(Extracted data entries)
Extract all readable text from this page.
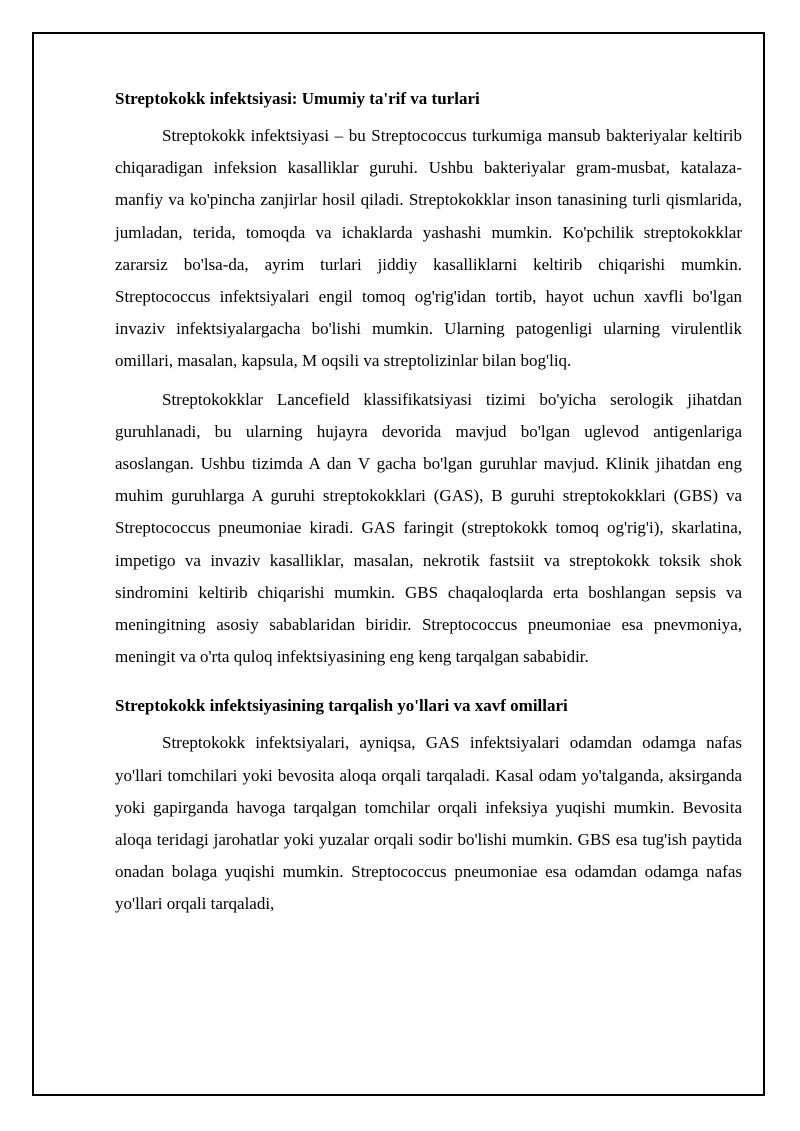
Streptokokk infektsiyasi: Umumiy ta'rif va turlari

Streptokokk infektsiyasi – bu Streptococcus turkumiga mansub bakteriyalar keltirib chiqaradigan infeksion kasalliklar guruhi. Ushbu bakteriyalar gram-musbat, katalaza-manfiy va ko'pincha zanjirlar hosil qiladi. Streptokokklar inson tanasining turli qismlarida, jumladan, terida, tomoqda va ichaklarda yashashi mumkin. Ko'pchilik streptokokklar zararsiz bo'lsa-da, ayrim turlari jiddiy kasalliklarni keltirib chiqarishi mumkin. Streptococcus infektsiyalari engil tomoq og'rig'idan tortib, hayot uchun xavfli bo'lgan invaziv infektsiyalargacha bo'lishi mumkin. Ularning patogenligi ularning virulentlik omillari, masalan, kapsula, M oqsili va streptolizinlar bilan bog'liq.

Streptokokklar Lancefield klassifikatsiyasi tizimi bo'yicha serologik jihatdan guruhlanadi, bu ularning hujayra devorida mavjud bo'lgan uglevod antigenlariga asoslangan. Ushbu tizimda A dan V gacha bo'lgan guruhlar mavjud. Klinik jihatdan eng muhim guruhlarga A guruhi streptokokklari (GAS), B guruhi streptokokklari (GBS) va Streptococcus pneumoniae kiradi. GAS faringit (streptokokk tomoq og'rig'i), skarlatina, impetigo va invaziv kasalliklar, masalan, nekrotik fastsiit va streptokokk toksik shok sindromini keltirib chiqarishi mumkin. GBS chaqaloqlarda erta boshlangan sepsis va meningitning asosiy sabablaridan biridir. Streptococcus pneumoniae esa pnevmoniya, meningit va o'rta quloq infektsiyasining eng keng tarqalgan sababidir.

Streptokokk infektsiyasining tarqalish yo'llari va xavf omillari

Streptokokk infektsiyalari, ayniqsa, GAS infektsiyalari odamdan odamga nafas yo'llari tomchilari yoki bevosita aloqa orqali tarqaladi. Kasal odam yo'talganda, aksirganda yoki gapirganda havoga tarqalgan tomchilar orqali infeksiya yuqishi mumkin. Bevosita aloqa teridagi jarohatlar yoki yuzalar orqali sodir bo'lishi mumkin. GBS esa tug'ish paytida onadan bolaga yuqishi mumkin. Streptococcus pneumoniae esa odamdan odamga nafas yo'llari orqali tarqaladi,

- [Exercise goal]: Show every line that contains the word "turlari".

- [Task solution]:
Streptokokk infektsiyasi: Umumiy ta'rif va turlari
Streptokokk infektsiyasi – bu Streptococcus turkumiga mansub bakteriyalar keltirib chiqaradigan infeksion kasalliklar guruhi. Ushbu bakteriyalar gram-musbat, katalaza-manfiy va ko'pincha zanjirlar hosil qiladi. Streptokokklar inson tanasining turli qismlarida, jumladan, terida, tomoqda va ichaklarda yashashi mumkin. Ko'pchilik streptokokklar zararsiz bo'lsa-da, ayrim turlari jiddiy kasalliklarni keltirib chiqarishi mumkin. Streptococcus infektsiyalari engil tomoq og'rig'idan tortib, hayot uchun xavfli bo'lgan invaziv infektsiyalargacha bo'lishi mumkin. Ularning patogenligi ularning virulentlik omillari, masalan, kapsula, M oqsili va streptolizinlar bilan bog'liq.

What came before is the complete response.